■ What the exercise asks ■
Images appear in the records below; leave them out and repeat everything else exactly.

[Stored records]
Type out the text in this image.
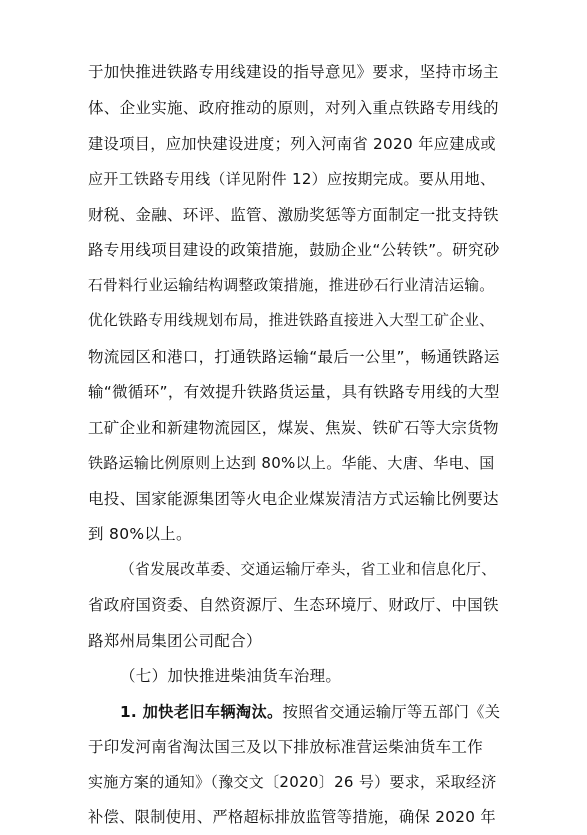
于加快推进铁路专用线建设的指导意见》要求，坚持市场主
体、企业实施、政府推动的原则，对列入重点铁路专用线的
建设项目，应加快建设进度；列入河南省 2020 年应建成或
应开工铁路专用线（详见附件 12）应按期完成。要从用地、
财税、金融、环评、监管、激励奖惩等方面制定一批支持铁
路专用线项目建设的政策措施，鼓励企业“公转铁”。研究砂
石骨料行业运输结构调整政策措施，推进砂石行业清洁运输。
优化铁路专用线规划布局，推进铁路直接进入大型工矿企业、
物流园区和港口，打通铁路运输“最后一公里”，畅通铁路运
输“微循环”，有效提升铁路货运量，具有铁路专用线的大型
工矿企业和新建物流园区，煤炭、焦炭、铁矿石等大宗货物
铁路运输比例原则上达到 80%以上。华能、大唐、华电、国
电投、国家能源集团等火电企业煤炭清洁方式运输比例要达
到 80%以上。
（省发展改革委、交通运输厅牵头，省工业和信息化厅、
省政府国资委、自然资源厅、生态环境厅、财政厅、中国铁
路郑州局集团公司配合）
（七）加快推进柴油货车治理。
1. 加快老旧车辆淘汰。按照省交通运输厅等五部门《关
于印发河南省淘汰国三及以下排放标准营运柴油货车工作
实施方案的通知》（豫交文〔2020〕26 号）要求，采取经济
补偿、限制使用、严格超标排放监管等措施，确保 2020 年
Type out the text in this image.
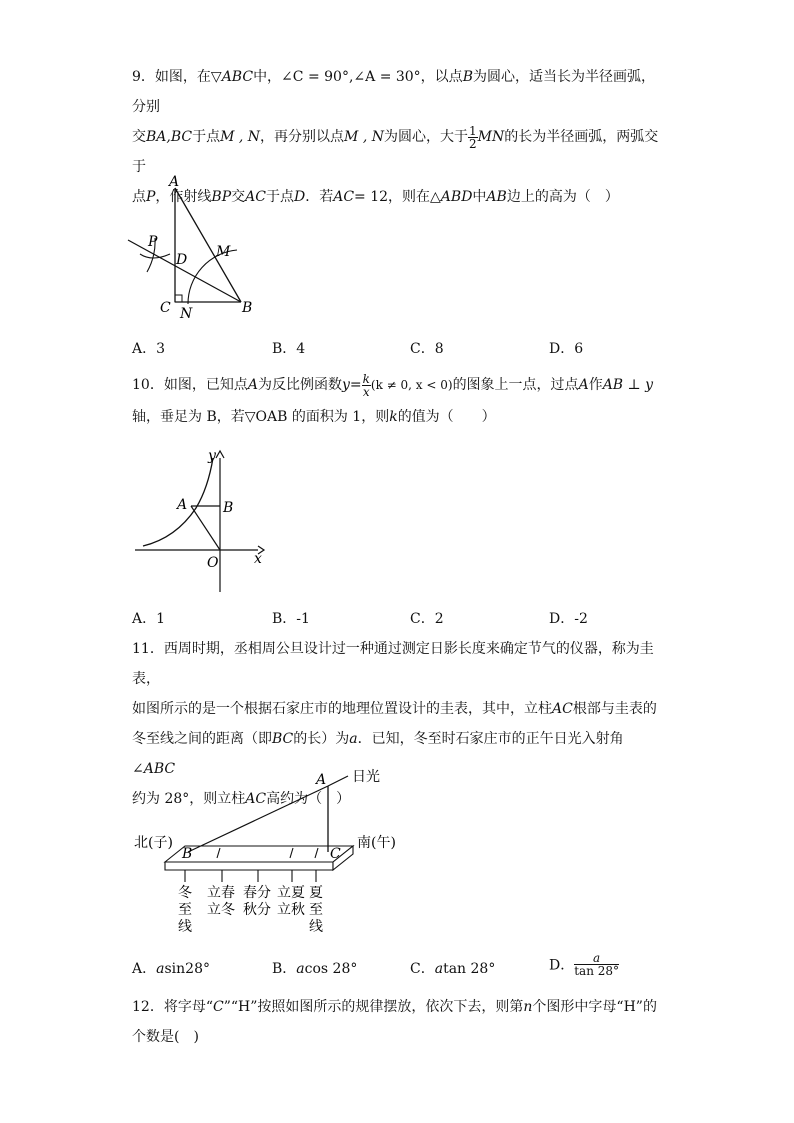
9．如图，在▽ABC中，∠C = 90°,∠A = 30°，以点B为圆心，适当长为半径画弧，分别

交BA,BC于点M , N，再分别以点M , N为圆心，大于 $\frac{1}{2}$ MN的长为半径画弧，两弧交于

点P，作射线BP交AC于点D．若AC= 12，则在△ABD中AB边上的高为（　）

A
P
D M
C N	B
A．3	B．4	C．8	D．6

10．如图，已知点A为反比例函数$y= \frac{k}{x} (k \ne 0$, x < 0)的图象上一点，过点A作AB ⊥ y

轴，垂足为 B，若▽OAB 的面积为 1，则k的值为（　　）

y
A	B
O	x
A．1	B．-1	C．2	D．-2

11．西周时期，丞相周公旦设计过一种通过测定日影长度来确定节气的仪器，称为圭表，

如图所示的是一个根据石家庄市的地理位置设计的圭表，其中，立柱AC根部与圭表的

冬至线之间的距离（即BC的长）为a．已知，冬至时石家庄市的正午日光入射角∠ABC

约为 28°，则立柱AC高约为（　）

A 日光
北(子)	南(午)
B	C
冬
至
线
立春
立冬
春分
秋分
立夏
立秋
夏
至
线
A．asin28°	B．acos 28°	C．atan 28°	D． $\frac{a}{\tan 28^\circ}$

12．将字母“C”“H”按照如图所示的规律摆放，依次下去，则第n个图形中字母“H”的

个数是(　)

■ Answer for this exercise ■
Type out the text in this image.
于加快推进铁路专用线建设的指导意见》要求，坚持市场主
体、企业实施、政府推动的原则，对列入重点铁路专用线的
建设项目，应加快建设进度；列入河南省 2020 年应建成或
应开工铁路专用线（详见附件 12）应按期完成。要从用地、
财税、金融、环评、监管、激励奖惩等方面制定一批支持铁
路专用线项目建设的政策措施，鼓励企业“公转铁”。研究砂
石骨料行业运输结构调整政策措施，推进砂石行业清洁运输。
优化铁路专用线规划布局，推进铁路直接进入大型工矿企业、
物流园区和港口，打通铁路运输“最后一公里”，畅通铁路运
输“微循环”，有效提升铁路货运量，具有铁路专用线的大型
工矿企业和新建物流园区，煤炭、焦炭、铁矿石等大宗货物
铁路运输比例原则上达到 80%以上。华能、大唐、华电、国
电投、国家能源集团等火电企业煤炭清洁方式运输比例要达
到 80%以上。
（省发展改革委、交通运输厅牵头，省工业和信息化厅、
省政府国资委、自然资源厅、生态环境厅、财政厅、中国铁
路郑州局集团公司配合）
（七）加快推进柴油货车治理。
1. 加快老旧车辆淘汰。按照省交通运输厅等五部门《关
于印发河南省淘汰国三及以下排放标准营运柴油货车工作
实施方案的通知》（豫交文〔2020〕26 号）要求，采取经济
补偿、限制使用、严格超标排放监管等措施，确保 2020 年
Type out the text in this image.
9．如图，在▽ABC中，∠C = 90°,∠A = 30°，以点B为圆心，适当长为半径画弧，分别

交BA,BC于点M , N，再分别以点M , N为圆心，大于 $\frac{1}{2}$ MN的长为半径画弧，两弧交于

点P，作射线BP交AC于点D．若AC= 12，则在△ABD中AB边上的高为（　）

A
P
D M
C N	B
A．3	B．4	C．8	D．6

10．如图，已知点A为反比例函数$y= \frac{k}{x} (k \ne 0$, x < 0)的图象上一点，过点A作AB ⊥ y

轴，垂足为 B，若▽OAB 的面积为 1，则k的值为（　　）

y
A	B
O	x
A．1	B．-1	C．2	D．-2

11．西周时期，丞相周公旦设计过一种通过测定日影长度来确定节气的仪器，称为圭表，

如图所示的是一个根据石家庄市的地理位置设计的圭表，其中，立柱AC根部与圭表的

冬至线之间的距离（即BC的长）为a．已知，冬至时石家庄市的正午日光入射角∠ABC

约为 28°，则立柱AC高约为（　）

A 日光
北(子)	南(午)
B	C
冬
至
线
立春
立冬
春分
秋分
立夏
立秋
夏
至
线
A．asin28°	B．acos 28°	C．atan 28°	D． $\frac{a}{\tan 28^\circ}$

12．将字母“C”“H”按照如图所示的规律摆放，依次下去，则第n个图形中字母“H”的

个数是(　)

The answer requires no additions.